### Material supplied
>> START
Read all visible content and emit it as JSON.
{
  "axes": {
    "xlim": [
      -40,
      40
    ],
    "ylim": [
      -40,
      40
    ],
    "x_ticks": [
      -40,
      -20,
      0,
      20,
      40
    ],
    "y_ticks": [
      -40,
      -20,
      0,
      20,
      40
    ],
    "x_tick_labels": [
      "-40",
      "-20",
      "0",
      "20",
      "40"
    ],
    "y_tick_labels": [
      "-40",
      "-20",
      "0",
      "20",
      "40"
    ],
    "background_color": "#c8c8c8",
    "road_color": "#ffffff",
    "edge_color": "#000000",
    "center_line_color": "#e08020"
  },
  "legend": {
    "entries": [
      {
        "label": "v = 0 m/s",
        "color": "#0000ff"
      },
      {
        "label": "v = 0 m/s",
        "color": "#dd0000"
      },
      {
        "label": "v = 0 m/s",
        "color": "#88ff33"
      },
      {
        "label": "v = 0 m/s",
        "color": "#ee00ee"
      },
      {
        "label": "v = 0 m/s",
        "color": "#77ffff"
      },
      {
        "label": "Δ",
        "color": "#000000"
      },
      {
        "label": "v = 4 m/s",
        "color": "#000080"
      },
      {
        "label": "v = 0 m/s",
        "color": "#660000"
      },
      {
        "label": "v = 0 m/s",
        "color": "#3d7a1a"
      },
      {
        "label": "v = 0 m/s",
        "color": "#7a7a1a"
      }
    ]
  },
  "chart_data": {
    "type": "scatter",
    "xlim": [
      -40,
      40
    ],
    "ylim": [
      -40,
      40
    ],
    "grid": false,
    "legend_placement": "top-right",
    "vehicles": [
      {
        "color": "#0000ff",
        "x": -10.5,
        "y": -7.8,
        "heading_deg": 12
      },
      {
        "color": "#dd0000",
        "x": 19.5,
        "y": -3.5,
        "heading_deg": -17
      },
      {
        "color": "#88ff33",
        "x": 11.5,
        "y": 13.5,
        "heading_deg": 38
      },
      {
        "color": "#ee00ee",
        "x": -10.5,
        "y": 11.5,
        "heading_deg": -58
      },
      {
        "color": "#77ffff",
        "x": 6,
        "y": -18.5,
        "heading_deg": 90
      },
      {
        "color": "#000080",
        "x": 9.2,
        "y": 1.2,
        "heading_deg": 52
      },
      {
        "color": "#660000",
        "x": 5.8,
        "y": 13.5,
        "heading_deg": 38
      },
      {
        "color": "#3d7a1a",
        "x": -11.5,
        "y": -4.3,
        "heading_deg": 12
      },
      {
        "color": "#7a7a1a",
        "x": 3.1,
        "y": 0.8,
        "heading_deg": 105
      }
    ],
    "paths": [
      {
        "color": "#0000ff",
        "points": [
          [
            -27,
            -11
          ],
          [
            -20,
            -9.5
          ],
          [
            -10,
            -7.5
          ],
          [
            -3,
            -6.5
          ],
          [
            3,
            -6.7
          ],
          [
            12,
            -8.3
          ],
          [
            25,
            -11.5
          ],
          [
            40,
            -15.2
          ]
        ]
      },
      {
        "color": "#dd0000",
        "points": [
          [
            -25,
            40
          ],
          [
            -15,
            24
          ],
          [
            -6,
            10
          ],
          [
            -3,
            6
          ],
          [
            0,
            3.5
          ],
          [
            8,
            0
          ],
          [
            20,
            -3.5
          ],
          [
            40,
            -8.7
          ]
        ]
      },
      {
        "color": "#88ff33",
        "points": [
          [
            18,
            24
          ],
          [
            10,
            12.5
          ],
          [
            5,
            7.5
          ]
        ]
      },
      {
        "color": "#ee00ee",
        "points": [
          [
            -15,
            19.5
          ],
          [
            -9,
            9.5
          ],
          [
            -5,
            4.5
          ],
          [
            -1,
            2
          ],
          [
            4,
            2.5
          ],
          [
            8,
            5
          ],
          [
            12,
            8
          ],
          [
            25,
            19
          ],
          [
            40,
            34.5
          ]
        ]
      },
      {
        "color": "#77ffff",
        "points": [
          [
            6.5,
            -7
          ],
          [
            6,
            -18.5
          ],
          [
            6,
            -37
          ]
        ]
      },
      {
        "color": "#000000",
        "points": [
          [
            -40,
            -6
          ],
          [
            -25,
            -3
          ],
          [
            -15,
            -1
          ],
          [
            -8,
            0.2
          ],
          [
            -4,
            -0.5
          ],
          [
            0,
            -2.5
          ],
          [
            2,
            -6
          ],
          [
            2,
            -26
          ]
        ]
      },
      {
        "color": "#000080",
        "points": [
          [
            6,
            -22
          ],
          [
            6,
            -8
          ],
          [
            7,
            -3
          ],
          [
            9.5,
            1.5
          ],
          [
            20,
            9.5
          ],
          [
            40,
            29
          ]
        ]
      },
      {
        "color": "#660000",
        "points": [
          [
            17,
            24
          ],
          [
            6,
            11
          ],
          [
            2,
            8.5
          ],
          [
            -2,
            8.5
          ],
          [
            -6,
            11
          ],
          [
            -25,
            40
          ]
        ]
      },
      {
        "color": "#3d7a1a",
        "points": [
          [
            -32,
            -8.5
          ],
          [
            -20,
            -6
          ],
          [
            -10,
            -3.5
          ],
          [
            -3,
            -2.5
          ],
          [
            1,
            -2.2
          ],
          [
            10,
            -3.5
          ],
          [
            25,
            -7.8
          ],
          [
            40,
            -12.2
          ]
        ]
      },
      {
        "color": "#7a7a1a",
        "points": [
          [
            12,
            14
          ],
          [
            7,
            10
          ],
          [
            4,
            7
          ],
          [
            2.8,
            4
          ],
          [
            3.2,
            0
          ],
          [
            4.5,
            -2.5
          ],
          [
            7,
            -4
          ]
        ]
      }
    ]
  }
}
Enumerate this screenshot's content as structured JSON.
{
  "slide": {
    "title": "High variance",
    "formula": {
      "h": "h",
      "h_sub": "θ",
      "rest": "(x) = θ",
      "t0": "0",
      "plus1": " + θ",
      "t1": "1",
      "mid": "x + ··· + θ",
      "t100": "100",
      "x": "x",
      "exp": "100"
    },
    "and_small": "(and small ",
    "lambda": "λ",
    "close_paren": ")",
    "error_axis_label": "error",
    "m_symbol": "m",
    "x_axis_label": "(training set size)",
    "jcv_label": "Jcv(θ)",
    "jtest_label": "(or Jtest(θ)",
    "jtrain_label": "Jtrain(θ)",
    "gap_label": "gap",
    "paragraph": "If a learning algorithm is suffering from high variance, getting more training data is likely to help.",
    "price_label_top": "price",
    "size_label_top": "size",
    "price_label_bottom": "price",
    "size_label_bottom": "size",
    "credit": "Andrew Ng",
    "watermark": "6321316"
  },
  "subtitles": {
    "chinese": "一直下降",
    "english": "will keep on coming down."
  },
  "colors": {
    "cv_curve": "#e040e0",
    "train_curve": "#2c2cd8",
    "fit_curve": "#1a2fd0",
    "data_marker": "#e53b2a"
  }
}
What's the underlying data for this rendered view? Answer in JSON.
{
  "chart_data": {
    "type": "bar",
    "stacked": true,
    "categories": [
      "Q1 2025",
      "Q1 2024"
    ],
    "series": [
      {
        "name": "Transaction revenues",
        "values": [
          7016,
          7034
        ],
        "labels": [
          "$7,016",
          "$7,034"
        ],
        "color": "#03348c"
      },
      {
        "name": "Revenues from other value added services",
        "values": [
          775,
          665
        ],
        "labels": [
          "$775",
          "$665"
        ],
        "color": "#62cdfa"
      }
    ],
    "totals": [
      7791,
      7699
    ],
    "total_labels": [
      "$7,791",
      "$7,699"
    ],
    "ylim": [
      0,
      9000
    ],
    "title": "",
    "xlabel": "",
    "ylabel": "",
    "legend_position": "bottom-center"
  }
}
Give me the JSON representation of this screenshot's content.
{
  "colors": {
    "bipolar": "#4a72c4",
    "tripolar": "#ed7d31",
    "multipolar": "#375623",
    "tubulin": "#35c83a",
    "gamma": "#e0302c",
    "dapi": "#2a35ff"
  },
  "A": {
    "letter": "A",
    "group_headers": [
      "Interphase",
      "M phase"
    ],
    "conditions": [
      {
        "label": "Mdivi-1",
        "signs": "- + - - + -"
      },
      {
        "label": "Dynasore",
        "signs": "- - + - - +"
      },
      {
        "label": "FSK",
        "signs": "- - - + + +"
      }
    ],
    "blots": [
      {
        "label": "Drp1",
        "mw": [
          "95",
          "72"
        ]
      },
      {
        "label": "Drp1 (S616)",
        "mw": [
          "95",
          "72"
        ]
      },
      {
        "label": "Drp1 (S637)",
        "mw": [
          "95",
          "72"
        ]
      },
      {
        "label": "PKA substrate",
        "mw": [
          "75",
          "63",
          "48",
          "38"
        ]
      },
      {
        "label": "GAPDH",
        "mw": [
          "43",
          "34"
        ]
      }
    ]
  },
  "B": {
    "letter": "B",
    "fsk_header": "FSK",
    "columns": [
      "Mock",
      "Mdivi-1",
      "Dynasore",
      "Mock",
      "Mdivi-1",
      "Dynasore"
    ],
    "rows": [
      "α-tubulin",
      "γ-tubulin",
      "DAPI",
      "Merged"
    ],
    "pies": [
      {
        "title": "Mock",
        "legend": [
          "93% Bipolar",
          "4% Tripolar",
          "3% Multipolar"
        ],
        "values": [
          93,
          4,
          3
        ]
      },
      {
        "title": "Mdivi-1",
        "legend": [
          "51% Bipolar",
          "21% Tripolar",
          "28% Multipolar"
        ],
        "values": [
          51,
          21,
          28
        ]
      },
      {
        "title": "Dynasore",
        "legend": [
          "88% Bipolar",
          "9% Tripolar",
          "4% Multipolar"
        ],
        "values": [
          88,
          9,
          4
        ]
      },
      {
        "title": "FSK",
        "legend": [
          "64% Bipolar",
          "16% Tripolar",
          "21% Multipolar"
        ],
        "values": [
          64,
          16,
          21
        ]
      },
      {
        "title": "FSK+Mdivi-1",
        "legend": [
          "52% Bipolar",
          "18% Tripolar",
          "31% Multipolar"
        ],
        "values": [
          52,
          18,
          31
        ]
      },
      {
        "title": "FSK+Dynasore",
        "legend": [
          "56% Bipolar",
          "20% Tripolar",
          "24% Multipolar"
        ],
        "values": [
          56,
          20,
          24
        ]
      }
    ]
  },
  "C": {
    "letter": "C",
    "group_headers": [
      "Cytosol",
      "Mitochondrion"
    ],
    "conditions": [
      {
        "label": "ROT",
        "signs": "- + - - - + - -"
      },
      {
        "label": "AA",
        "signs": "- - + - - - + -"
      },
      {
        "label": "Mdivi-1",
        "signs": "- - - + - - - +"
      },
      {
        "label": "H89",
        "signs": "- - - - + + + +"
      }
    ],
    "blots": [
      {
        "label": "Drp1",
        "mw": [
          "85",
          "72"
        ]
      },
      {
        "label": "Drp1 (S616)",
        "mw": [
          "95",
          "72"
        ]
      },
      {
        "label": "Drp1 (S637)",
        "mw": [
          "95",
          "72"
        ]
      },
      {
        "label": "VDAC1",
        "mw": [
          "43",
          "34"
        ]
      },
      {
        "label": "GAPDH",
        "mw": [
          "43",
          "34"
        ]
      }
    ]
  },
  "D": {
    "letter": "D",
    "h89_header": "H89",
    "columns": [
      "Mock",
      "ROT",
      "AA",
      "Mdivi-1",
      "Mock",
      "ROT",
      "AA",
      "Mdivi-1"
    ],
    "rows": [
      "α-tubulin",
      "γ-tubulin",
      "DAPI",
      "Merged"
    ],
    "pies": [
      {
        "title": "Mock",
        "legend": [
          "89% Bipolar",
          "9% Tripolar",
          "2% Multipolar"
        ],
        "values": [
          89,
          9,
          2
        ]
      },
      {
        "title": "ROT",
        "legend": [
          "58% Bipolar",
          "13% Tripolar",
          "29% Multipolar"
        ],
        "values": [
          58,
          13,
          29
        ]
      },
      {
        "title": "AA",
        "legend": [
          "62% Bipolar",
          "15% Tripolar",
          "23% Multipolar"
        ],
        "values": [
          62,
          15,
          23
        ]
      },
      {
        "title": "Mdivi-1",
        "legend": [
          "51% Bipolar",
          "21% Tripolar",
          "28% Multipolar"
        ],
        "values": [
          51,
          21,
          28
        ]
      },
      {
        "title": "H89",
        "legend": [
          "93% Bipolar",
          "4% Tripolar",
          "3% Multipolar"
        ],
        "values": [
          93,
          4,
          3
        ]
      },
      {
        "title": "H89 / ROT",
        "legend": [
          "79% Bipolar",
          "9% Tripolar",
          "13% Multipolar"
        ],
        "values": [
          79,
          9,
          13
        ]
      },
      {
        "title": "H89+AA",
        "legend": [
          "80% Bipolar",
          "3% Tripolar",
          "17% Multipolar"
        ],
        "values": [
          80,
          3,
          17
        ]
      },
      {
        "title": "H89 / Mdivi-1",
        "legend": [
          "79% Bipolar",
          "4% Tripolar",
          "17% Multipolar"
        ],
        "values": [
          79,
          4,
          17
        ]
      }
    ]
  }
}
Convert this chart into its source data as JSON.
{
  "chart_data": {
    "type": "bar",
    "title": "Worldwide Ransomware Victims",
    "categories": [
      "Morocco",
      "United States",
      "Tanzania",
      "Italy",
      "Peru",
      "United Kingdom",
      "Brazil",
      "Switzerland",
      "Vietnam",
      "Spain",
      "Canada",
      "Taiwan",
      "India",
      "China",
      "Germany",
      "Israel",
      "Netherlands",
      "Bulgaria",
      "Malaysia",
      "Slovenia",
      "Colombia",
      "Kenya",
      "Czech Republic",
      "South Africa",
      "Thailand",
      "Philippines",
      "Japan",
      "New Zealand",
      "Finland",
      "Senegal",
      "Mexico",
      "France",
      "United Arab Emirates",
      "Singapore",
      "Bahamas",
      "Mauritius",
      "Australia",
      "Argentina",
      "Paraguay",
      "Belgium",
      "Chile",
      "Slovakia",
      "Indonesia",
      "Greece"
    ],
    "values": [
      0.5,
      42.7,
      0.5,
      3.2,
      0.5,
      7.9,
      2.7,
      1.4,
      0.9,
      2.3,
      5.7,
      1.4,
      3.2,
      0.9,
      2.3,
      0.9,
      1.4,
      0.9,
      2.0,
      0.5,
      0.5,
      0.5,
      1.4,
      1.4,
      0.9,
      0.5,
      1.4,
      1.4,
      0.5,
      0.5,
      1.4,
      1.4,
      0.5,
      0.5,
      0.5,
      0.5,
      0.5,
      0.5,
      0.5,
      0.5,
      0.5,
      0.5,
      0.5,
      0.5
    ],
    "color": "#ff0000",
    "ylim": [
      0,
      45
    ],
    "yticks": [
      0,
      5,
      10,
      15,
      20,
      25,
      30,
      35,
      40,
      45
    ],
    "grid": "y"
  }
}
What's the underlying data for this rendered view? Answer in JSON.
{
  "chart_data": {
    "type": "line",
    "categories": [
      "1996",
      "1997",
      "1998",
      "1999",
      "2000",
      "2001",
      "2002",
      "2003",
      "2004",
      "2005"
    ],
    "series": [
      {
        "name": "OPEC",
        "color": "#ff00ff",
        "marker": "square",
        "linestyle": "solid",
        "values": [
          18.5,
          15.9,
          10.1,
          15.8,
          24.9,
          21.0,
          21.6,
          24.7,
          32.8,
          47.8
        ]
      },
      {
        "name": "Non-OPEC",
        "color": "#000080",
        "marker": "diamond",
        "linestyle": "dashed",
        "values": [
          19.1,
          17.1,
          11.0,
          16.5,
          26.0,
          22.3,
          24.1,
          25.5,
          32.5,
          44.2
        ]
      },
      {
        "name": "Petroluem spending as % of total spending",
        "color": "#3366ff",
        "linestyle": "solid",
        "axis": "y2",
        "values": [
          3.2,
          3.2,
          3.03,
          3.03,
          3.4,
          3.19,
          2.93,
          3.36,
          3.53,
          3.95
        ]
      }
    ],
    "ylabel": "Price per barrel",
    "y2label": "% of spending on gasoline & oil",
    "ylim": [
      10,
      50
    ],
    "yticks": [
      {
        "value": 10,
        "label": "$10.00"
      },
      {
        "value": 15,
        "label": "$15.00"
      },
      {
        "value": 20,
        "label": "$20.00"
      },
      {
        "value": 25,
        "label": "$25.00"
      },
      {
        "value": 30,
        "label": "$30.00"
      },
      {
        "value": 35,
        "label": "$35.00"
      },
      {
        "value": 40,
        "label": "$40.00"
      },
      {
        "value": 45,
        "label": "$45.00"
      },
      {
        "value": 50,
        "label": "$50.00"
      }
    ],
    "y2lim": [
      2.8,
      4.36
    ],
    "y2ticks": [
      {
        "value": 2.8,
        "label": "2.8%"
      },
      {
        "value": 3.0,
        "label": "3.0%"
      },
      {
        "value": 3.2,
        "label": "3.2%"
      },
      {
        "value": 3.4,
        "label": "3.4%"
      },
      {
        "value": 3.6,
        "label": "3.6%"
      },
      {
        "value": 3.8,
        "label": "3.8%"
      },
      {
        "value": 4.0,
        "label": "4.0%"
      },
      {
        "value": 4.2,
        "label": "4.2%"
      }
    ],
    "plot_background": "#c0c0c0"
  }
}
>> END
### Set task
Filter the listing above by the word "training"; copy each line that passes.

### Exercise result
    "x_axis_label": "(training set size)",
    "paragraph": "If a learning algorithm is suffering from high variance, getting more training data is likely to help.",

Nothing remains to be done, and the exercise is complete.